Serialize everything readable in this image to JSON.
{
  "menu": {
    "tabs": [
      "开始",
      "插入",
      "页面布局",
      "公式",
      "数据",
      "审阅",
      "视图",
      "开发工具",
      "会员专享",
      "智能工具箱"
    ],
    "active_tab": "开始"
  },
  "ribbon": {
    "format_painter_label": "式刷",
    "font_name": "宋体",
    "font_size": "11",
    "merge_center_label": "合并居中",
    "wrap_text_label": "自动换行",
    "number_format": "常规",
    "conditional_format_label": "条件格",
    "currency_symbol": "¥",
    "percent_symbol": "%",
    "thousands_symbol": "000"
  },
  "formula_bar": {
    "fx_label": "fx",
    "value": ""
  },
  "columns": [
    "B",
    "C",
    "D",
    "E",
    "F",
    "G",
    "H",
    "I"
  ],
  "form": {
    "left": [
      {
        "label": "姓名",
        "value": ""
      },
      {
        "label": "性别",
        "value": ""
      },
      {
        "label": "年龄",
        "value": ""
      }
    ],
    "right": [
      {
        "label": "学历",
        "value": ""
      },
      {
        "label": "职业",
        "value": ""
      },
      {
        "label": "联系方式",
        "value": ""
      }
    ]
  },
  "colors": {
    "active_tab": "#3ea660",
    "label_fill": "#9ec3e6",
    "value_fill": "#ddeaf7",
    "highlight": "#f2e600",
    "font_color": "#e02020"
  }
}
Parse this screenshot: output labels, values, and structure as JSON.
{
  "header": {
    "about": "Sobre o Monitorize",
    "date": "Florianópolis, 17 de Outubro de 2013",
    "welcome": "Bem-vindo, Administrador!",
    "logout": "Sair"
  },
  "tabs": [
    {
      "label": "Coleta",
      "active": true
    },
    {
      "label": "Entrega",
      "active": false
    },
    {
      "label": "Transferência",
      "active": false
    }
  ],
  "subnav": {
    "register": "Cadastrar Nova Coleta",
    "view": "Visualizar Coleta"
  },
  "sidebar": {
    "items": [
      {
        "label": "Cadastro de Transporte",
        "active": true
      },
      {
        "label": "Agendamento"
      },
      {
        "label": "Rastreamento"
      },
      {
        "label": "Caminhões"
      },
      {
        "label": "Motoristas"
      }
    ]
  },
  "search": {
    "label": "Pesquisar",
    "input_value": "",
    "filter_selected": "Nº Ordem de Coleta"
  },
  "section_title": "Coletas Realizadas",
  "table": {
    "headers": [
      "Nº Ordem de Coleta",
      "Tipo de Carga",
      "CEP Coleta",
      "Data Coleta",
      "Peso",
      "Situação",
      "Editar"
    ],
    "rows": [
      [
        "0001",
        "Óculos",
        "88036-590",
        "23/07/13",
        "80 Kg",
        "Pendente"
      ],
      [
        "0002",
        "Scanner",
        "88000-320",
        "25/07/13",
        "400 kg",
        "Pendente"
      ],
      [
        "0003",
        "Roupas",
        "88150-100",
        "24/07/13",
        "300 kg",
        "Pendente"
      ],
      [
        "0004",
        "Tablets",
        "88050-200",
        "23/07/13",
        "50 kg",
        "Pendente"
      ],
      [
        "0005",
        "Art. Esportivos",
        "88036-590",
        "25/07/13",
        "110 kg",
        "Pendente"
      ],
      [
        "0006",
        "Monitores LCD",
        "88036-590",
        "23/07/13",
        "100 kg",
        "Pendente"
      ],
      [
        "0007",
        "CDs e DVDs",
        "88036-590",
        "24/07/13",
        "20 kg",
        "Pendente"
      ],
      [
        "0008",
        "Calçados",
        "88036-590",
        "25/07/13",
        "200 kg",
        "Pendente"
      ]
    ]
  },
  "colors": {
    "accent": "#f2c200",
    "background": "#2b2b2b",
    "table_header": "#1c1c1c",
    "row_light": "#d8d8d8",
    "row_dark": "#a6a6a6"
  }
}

** Aim of the task **
Using the records above, select and copy every line that has the word "Ordem".

** Written answer **
    "filter_selected": "Nº Ordem de Coleta"
      "Nº Ordem de Coleta",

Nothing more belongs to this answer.